*Problem description:*
Copy out each line of the material in which the word "around" appears.

■ ■ ■ ■

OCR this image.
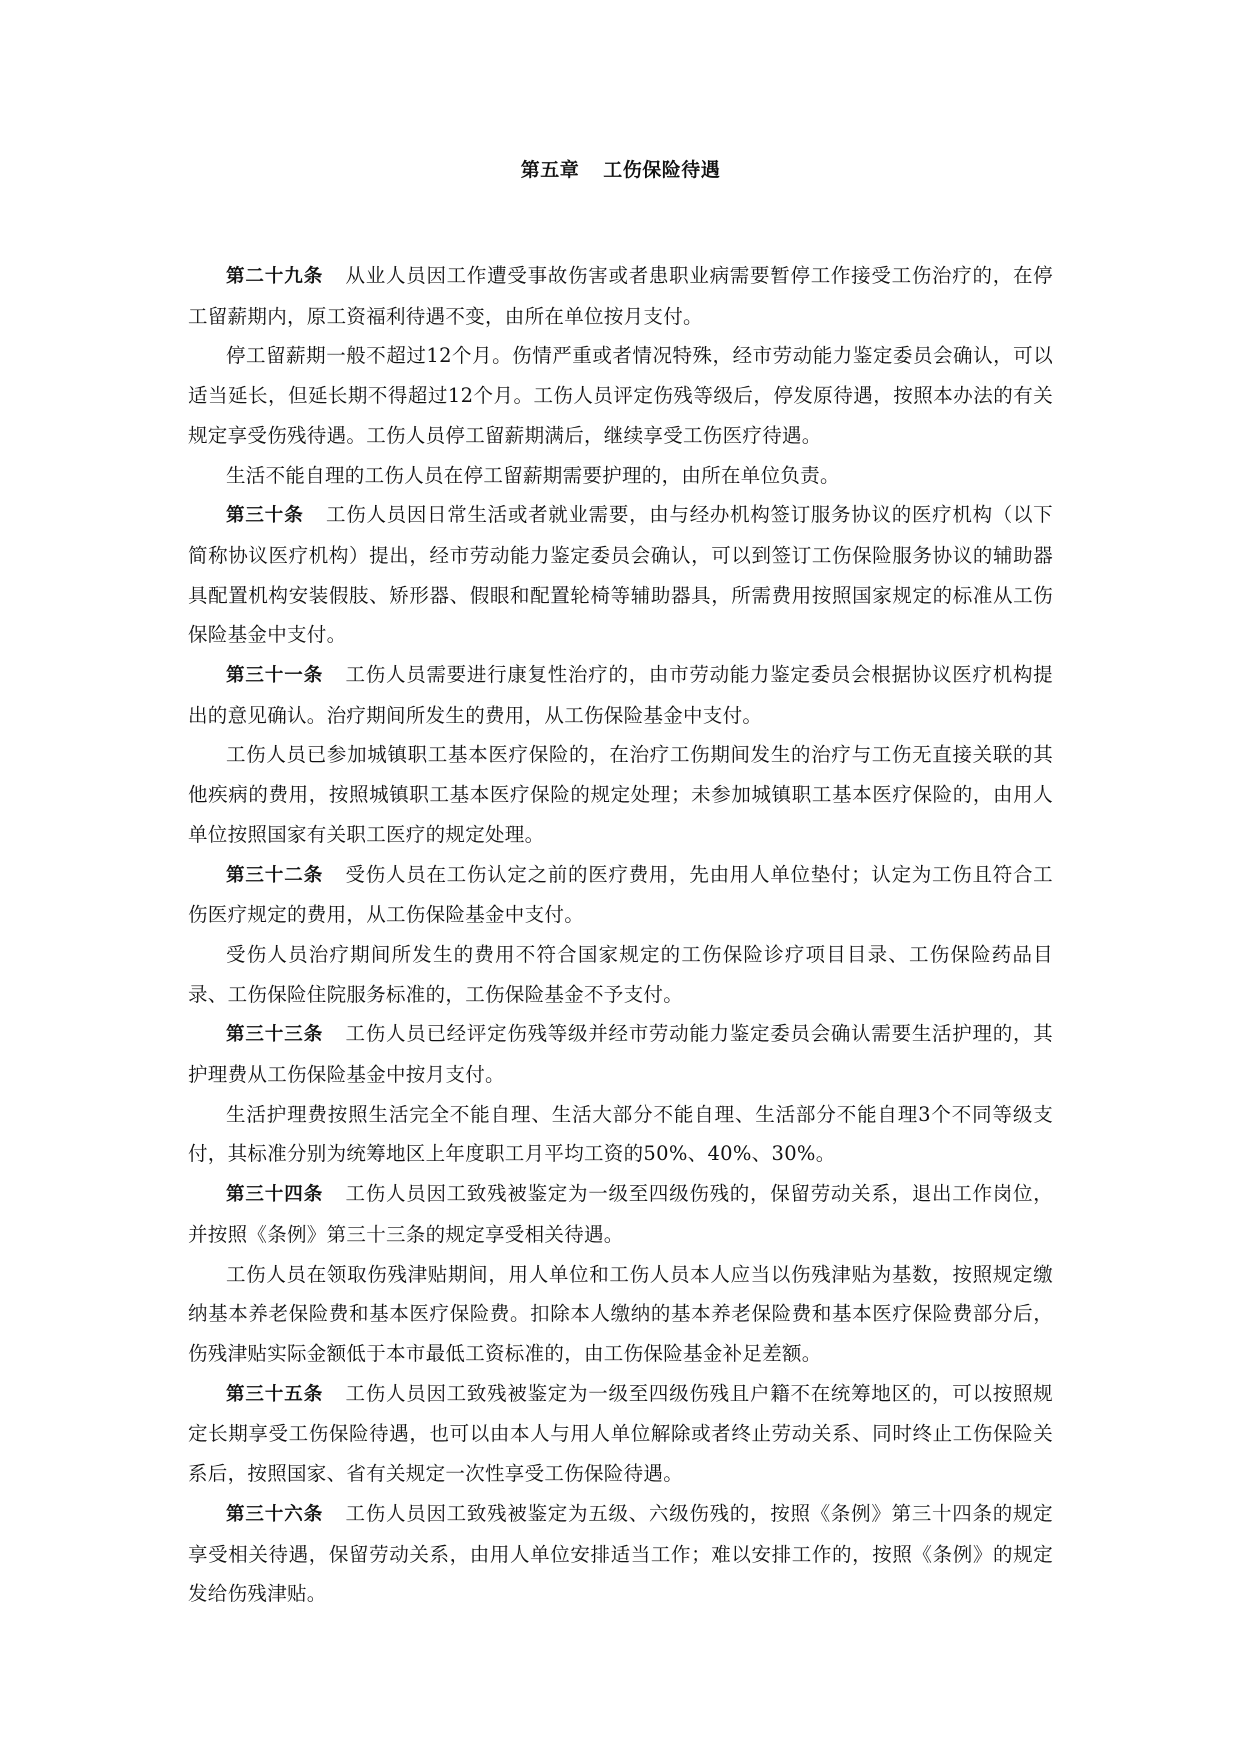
第五章 工伤保险待遇

第二十九条 从业人员因工作遭受事故伤害或者患职业病需要暂停工作接受工伤治疗的，在停工留薪期内，原工资福利待遇不变，由所在单位按月支付。

停工留薪期一般不超过12个月。伤情严重或者情况特殊，经市劳动能力鉴定委员会确认，可以适当延长，但延长期不得超过12个月。工伤人员评定伤残等级后，停发原待遇，按照本办法的有关规定享受伤残待遇。工伤人员停工留薪期满后，继续享受工伤医疗待遇。

生活不能自理的工伤人员在停工留薪期需要护理的，由所在单位负责。

第三十条 工伤人员因日常生活或者就业需要，由与经办机构签订服务协议的医疗机构（以下简称协议医疗机构）提出，经市劳动能力鉴定委员会确认，可以到签订工伤保险服务协议的辅助器具配置机构安装假肢、矫形器、假眼和配置轮椅等辅助器具，所需费用按照国家规定的标准从工伤保险基金中支付。

第三十一条 工伤人员需要进行康复性治疗的，由市劳动能力鉴定委员会根据协议医疗机构提出的意见确认。治疗期间所发生的费用，从工伤保险基金中支付。

工伤人员已参加城镇职工基本医疗保险的，在治疗工伤期间发生的治疗与工伤无直接关联的其他疾病的费用，按照城镇职工基本医疗保险的规定处理；未参加城镇职工基本医疗保险的，由用人单位按照国家有关职工医疗的规定处理。

第三十二条 受伤人员在工伤认定之前的医疗费用，先由用人单位垫付；认定为工伤且符合工伤医疗规定的费用，从工伤保险基金中支付。

受伤人员治疗期间所发生的费用不符合国家规定的工伤保险诊疗项目目录、工伤保险药品目录、工伤保险住院服务标准的，工伤保险基金不予支付。

第三十三条 工伤人员已经评定伤残等级并经市劳动能力鉴定委员会确认需要生活护理的，其护理费从工伤保险基金中按月支付。

生活护理费按照生活完全不能自理、生活大部分不能自理、生活部分不能自理3个不同等级支付，其标准分别为统筹地区上年度职工月平均工资的50%、40%、30%。

第三十四条 工伤人员因工致残被鉴定为一级至四级伤残的，保留劳动关系，退出工作岗位，并按照《条例》第三十三条的规定享受相关待遇。

工伤人员在领取伤残津贴期间，用人单位和工伤人员本人应当以伤残津贴为基数，按照规定缴纳基本养老保险费和基本医疗保险费。扣除本人缴纳的基本养老保险费和基本医疗保险费部分后，伤残津贴实际金额低于本市最低工资标准的，由工伤保险基金补足差额。

第三十五条 工伤人员因工致残被鉴定为一级至四级伤残且户籍不在统筹地区的，可以按照规定长期享受工伤保险待遇，也可以由本人与用人单位解除或者终止劳动关系、同时终止工伤保险关系后，按照国家、省有关规定一次性享受工伤保险待遇。

第三十六条 工伤人员因工致残被鉴定为五级、六级伤残的，按照《条例》第三十四条的规定享受相关待遇，保留劳动关系，由用人单位安排适当工作；难以安排工作的，按照《条例》的规定发给伤残津贴。
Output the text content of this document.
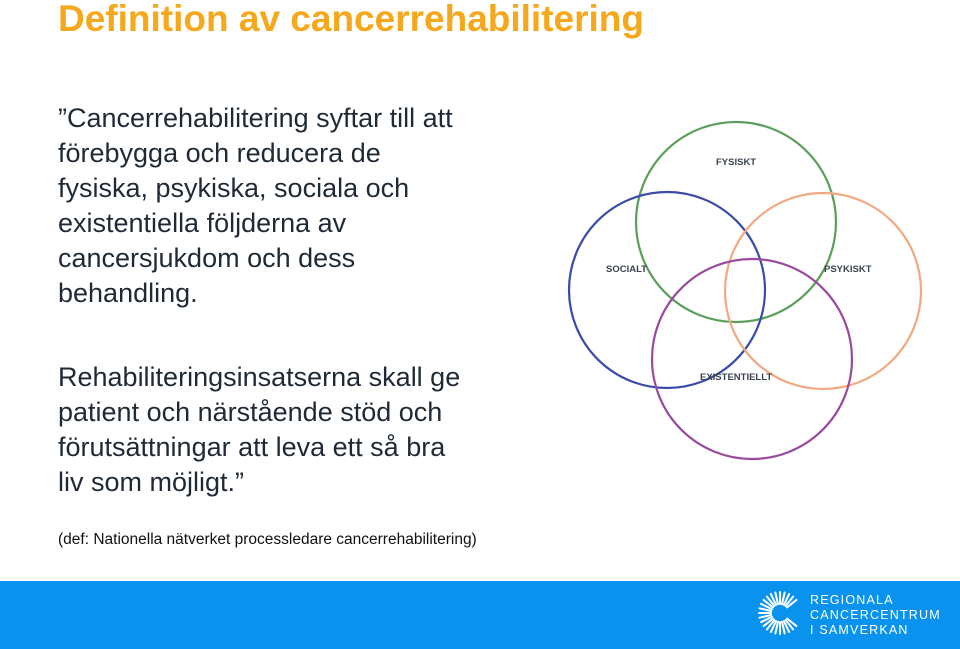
Definition av cancerrehabilitering
”Cancerrehabilitering syftar till att
förebygga och reducera de
fysiska, psykiska, sociala och
existentiella följderna av
cancersjukdom och dess
behandling.
Rehabiliteringsinsatserna skall ge
patient och närstående stöd och
förutsättningar att leva ett så bra
liv som möjligt.”
(def: Nationella nätverket processledare cancerrehabilitering)
FYSISKT
SOCIALT	PSYKISKT
EXISTENTIELLT
REGIONALA
CANCERCENTRUM
I SAMVERKAN
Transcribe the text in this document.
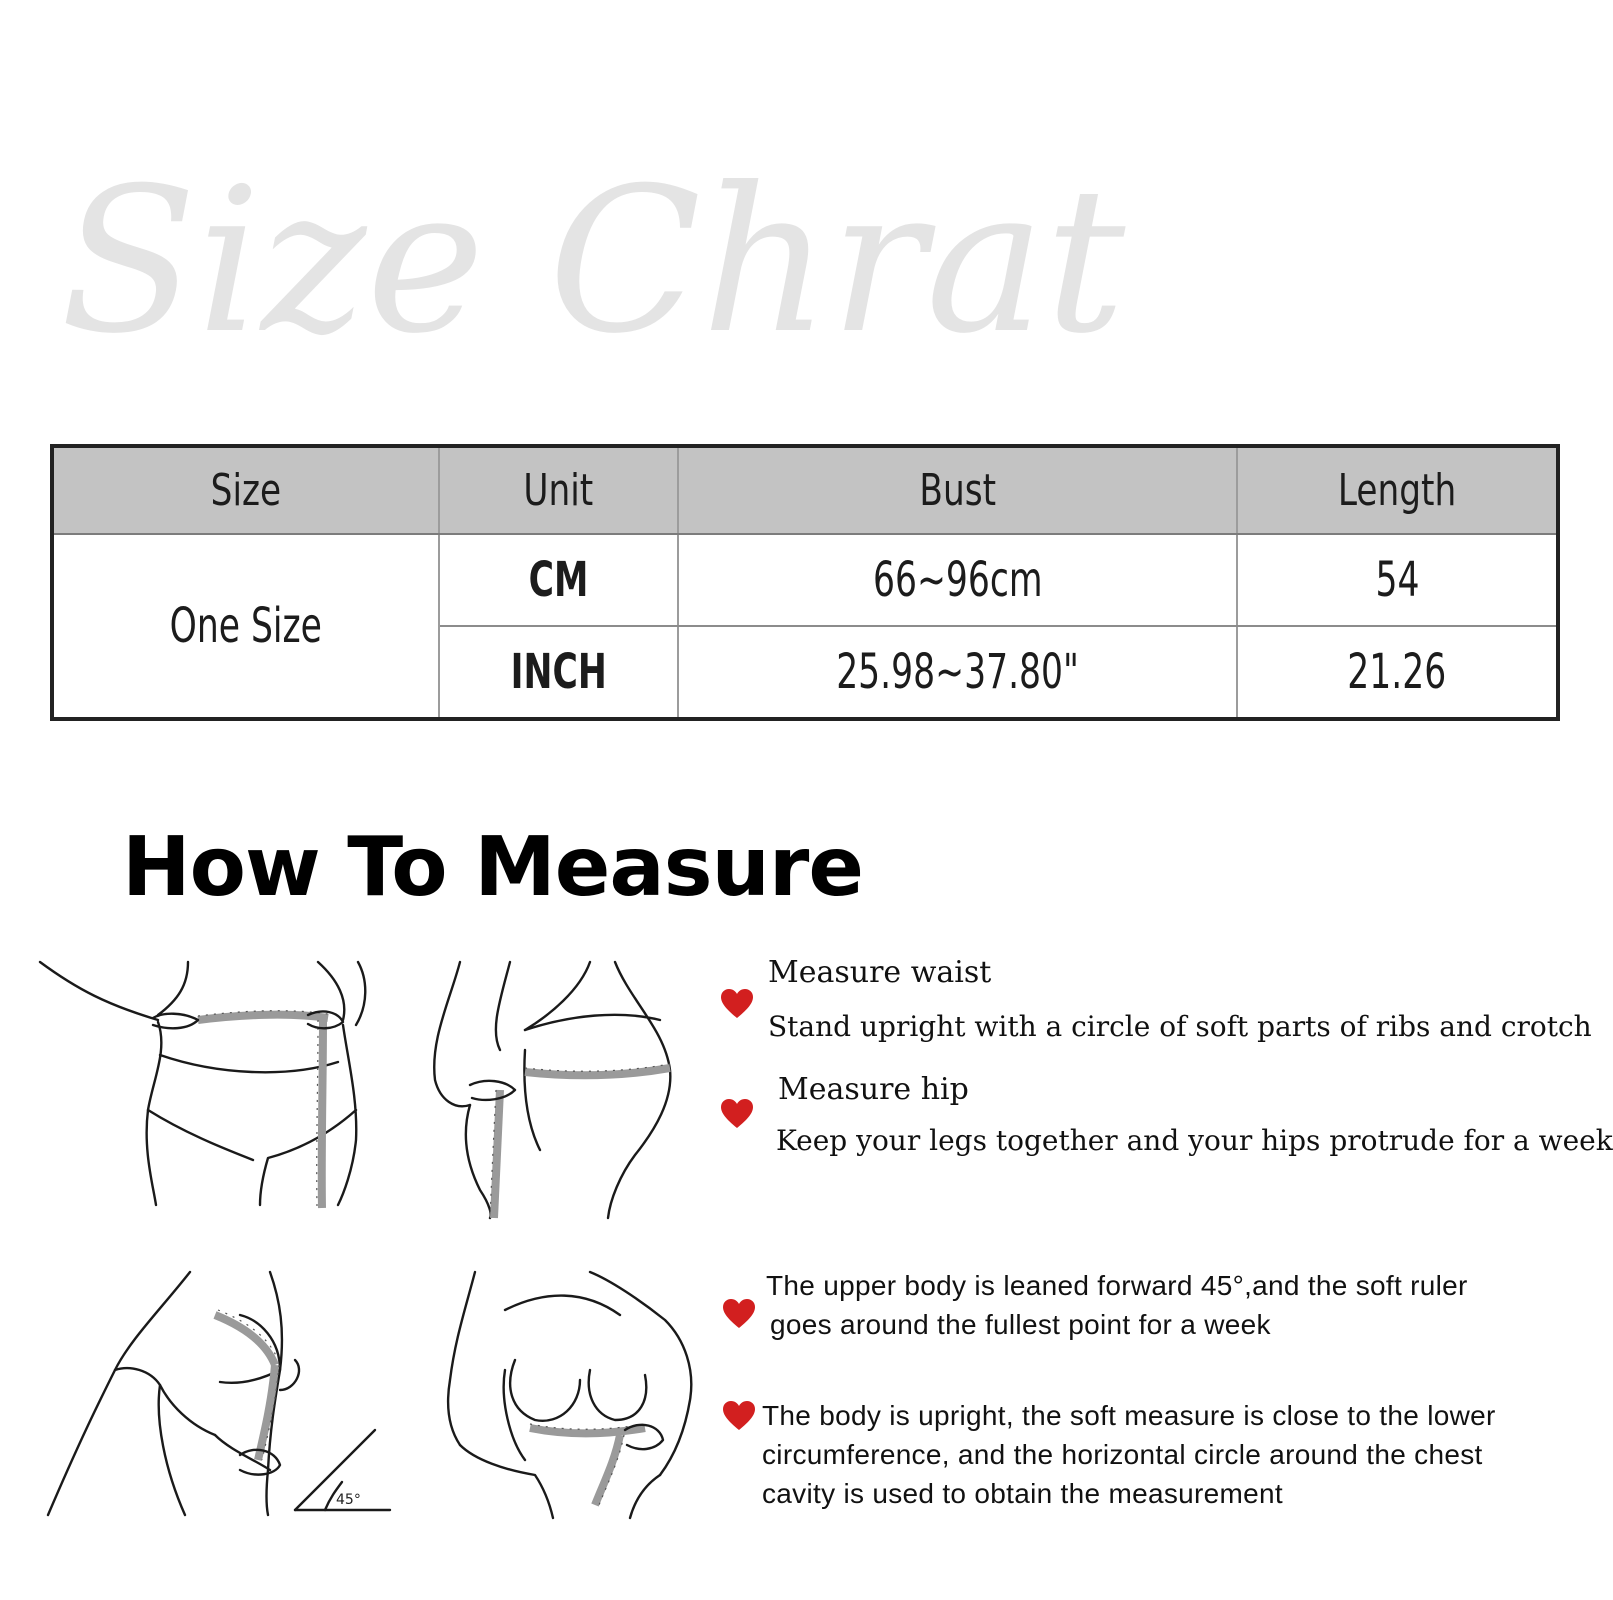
Size Chrat
Size	Unit	Bust	Length
One Size	CM	66~96cm	54
	INCH	25.98~37.80"	21.26
How To Measure
45°

Measure waist

Stand upright with a circle of soft parts of ribs and crotch

Measure hip

Keep your legs together and your hips protrude for a week

The upper body is leaned forward 45°,and the soft ruler
goes around the fullest point for a week
The body is upright, the soft measure is close to the lower
circumference, and the horizontal circle around the chest
cavity is used to obtain the measurement
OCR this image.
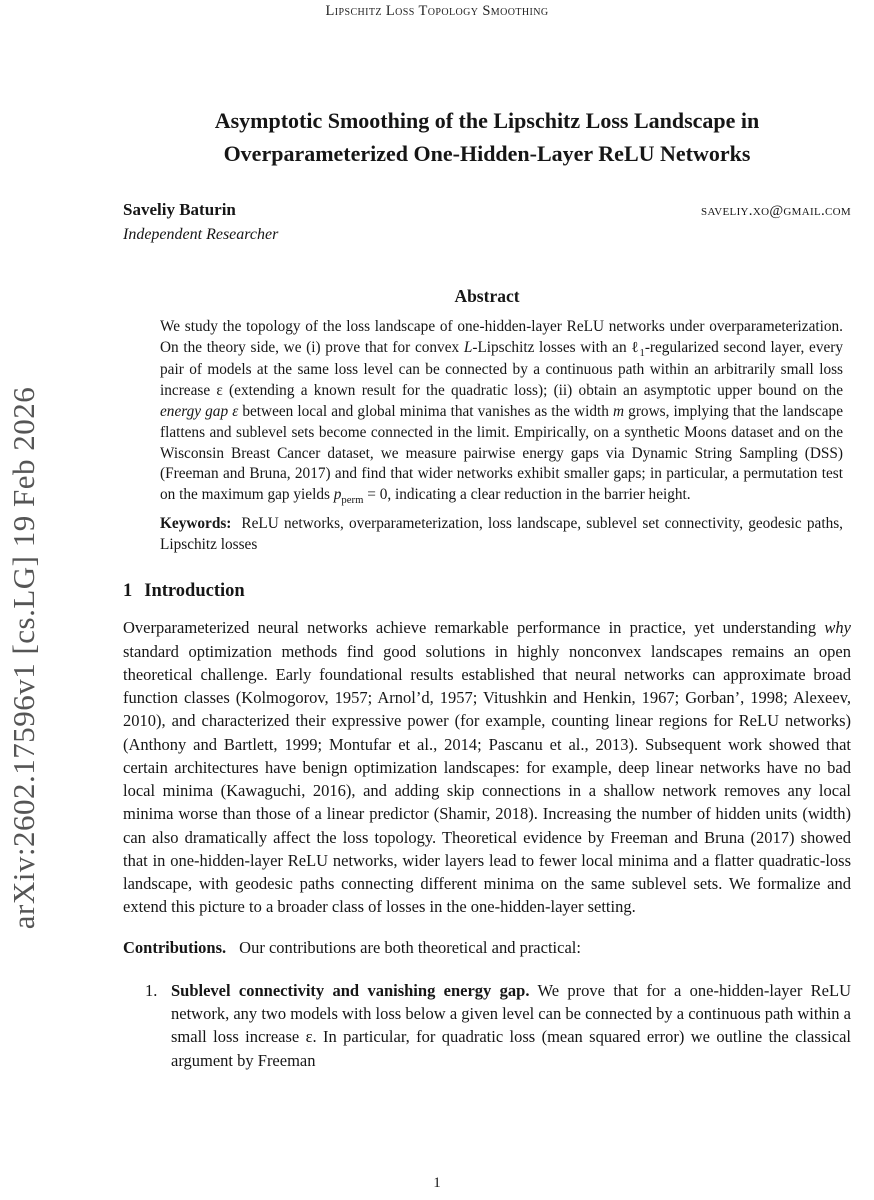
Lipschitz Loss Topology Smoothing
arXiv:2602.17596v1 [cs.LG] 19 Feb 2026
Asymptotic Smoothing of the Lipschitz Loss Landscape in Overparameterized One-Hidden-Layer ReLU Networks
Saveliy Baturin	saveliy.xo@gmail.com
Independent Researcher
Abstract

We study the topology of the loss landscape of one-hidden-layer ReLU networks under overparameterization. On the theory side, we (i) prove that for convex L-Lipschitz losses with an ℓ$_1$-regularized second layer, every pair of models at the same loss level can be connected by a continuous path within an arbitrarily small loss increase ε (extending a known result for the quadratic loss); (ii) obtain an asymptotic upper bound on the energy gap ε between local and global minima that vanishes as the width m grows, implying that the landscape flattens and sublevel sets become connected in the limit. Empirically, on a synthetic Moons dataset and on the Wisconsin Breast Cancer dataset, we measure pairwise energy gaps via Dynamic String Sampling (DSS) (Freeman and Bruna, 2017) and find that wider networks exhibit smaller gaps; in particular, a permutation test on the maximum gap yields $p_{perm} = 0$, indicating a clear reduction in the barrier height.

Keywords: ReLU networks, overparameterization, loss landscape, sublevel set connectivity, geodesic paths, Lipschitz losses

1 Introduction

Overparameterized neural networks achieve remarkable performance in practice, yet understanding why standard optimization methods find good solutions in highly nonconvex landscapes remains an open theoretical challenge. Early foundational results established that neural networks can approximate broad function classes (Kolmogorov, 1957; Arnol’d, 1957; Vitushkin and Henkin, 1967; Gorban’, 1998; Alexeev, 2010), and characterized their expressive power (for example, counting linear regions for ReLU networks) (Anthony and Bartlett, 1999; Montufar et al., 2014; Pascanu et al., 2013). Subsequent work showed that certain architectures have benign optimization landscapes: for example, deep linear networks have no bad local minima (Kawaguchi, 2016), and adding skip connections in a shallow network removes any local minima worse than those of a linear predictor (Shamir, 2018). Increasing the number of hidden units (width) can also dramatically affect the loss topology. Theoretical evidence by Freeman and Bruna (2017) showed that in one-hidden-layer ReLU networks, wider layers lead to fewer local minima and a flatter quadratic-loss landscape, with geodesic paths connecting different minima on the same sublevel sets. We formalize and extend this picture to a broader class of losses in the one-hidden-layer setting.

Contributions. Our contributions are both theoretical and practical:

1. Sublevel connectivity and vanishing energy gap. We prove that for a one-hidden-layer ReLU network, any two models with loss below a given level can be connected by a continuous path within a small loss increase ε. In particular, for quadratic loss (mean squared error) we outline the classical argument by Freeman
1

■ ■ ■ ■

*Complete response:*
goes around the fullest point for a week
circumference, and the horizontal circle around the chest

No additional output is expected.